#### What is required
Gather up the lines with the word "一带一路" in them.

#### Dataset rows
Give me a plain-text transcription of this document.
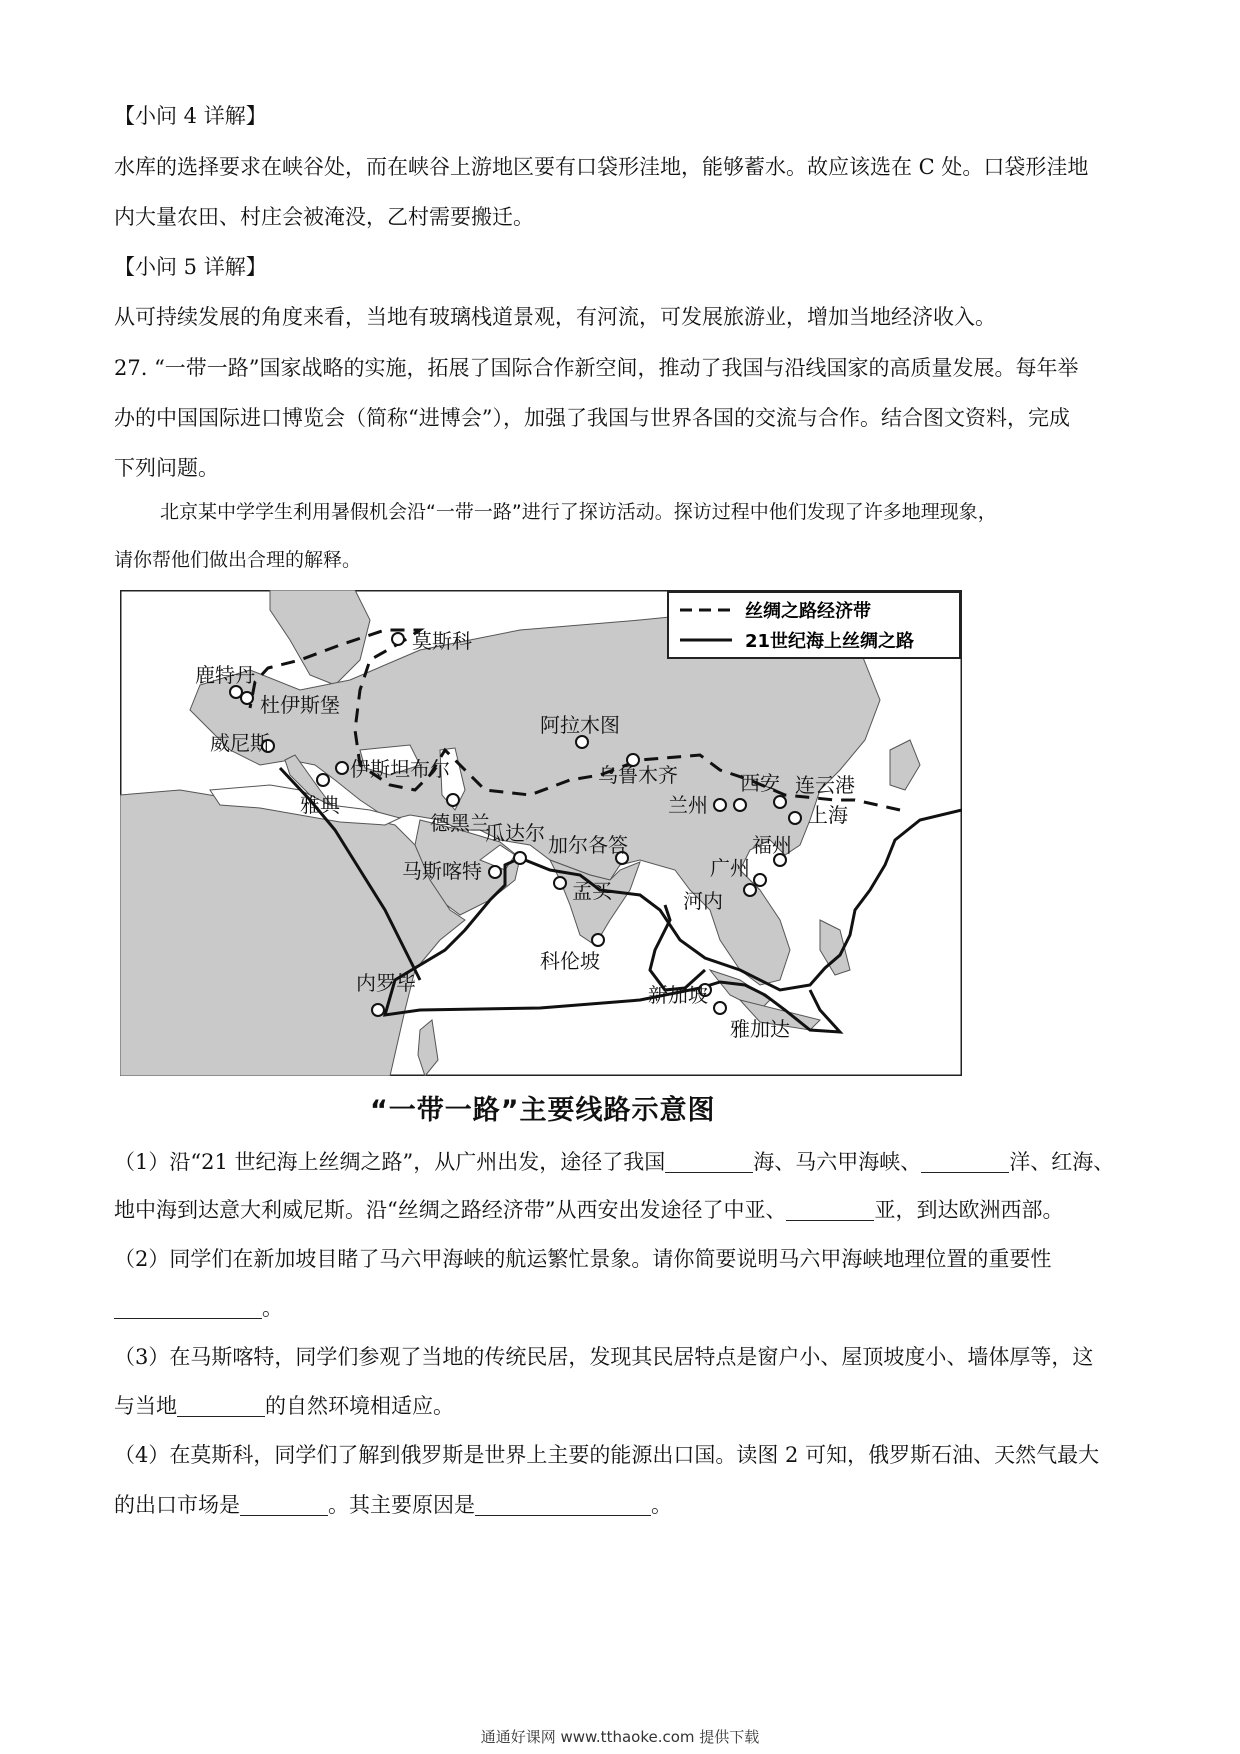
【小问 4 详解】
水库的选择要求在峡谷处，而在峡谷上游地区要有口袋形洼地，能够蓄水。故应该选在 C 处。口袋形洼地
内大量农田、村庄会被淹没，乙村需要搬迁。
【小问 5 详解】
从可持续发展的角度来看，当地有玻璃栈道景观，有河流，可发展旅游业，增加当地经济收入。
27. “一带一路”国家战略的实施，拓展了国际合作新空间，推动了我国与沿线国家的高质量发展。每年举
办的中国国际进口博览会（简称“进博会”），加强了我国与世界各国的交流与合作。结合图文资料，完成
下列问题。
北京某中学学生利用暑假机会沿“一带一路”进行了探访活动。探访过程中他们发现了许多地理现象，
请你帮他们做出合理的解释。
丝绸之路经济带
21世纪海上丝绸之路
莫斯科
鹿特丹
杜伊斯堡
威尼斯
伊斯坦布尔
雅典
德黑兰
阿拉木图
乌鲁木齐
兰州
西安 连云港
上海
福州
广州
河内
瓜达尔
马斯喀特
加尔各答
孟买
科伦坡
内罗毕	新加坡
雅加达
“一带一路”主要线路示意图
（1）沿“21 世纪海上丝绸之路”，从广州出发，途径了我国	海、马六甲海峡、	洋、红海、
地中海到达意大利威尼斯。沿“丝绸之路经济带”从西安出发途径了中亚、	亚，到达欧洲西部。
（2）同学们在新加坡目睹了马六甲海峡的航运繁忙景象。请你简要说明马六甲海峡地理位置的重要性
。
（3）在马斯喀特，同学们参观了当地的传统民居，发现其民居特点是窗户小、屋顶坡度小、墙体厚等，这
与当地	的自然环境相适应。
（4）在莫斯科，同学们了解到俄罗斯是世界上主要的能源出口国。读图 2 可知，俄罗斯石油、天然气最大
的出口市场是	。其主要原因是	。
通通好课网 www.tthaoke.com 提供下载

#### Correct response
27. “一带一路”国家战略的实施，拓展了国际合作新空间，推动了我国与沿线国家的高质量发展。每年举
北京某中学学生利用暑假机会沿“一带一路”进行了探访活动。探访过程中他们发现了许多地理现象，
“一带一路”主要线路示意图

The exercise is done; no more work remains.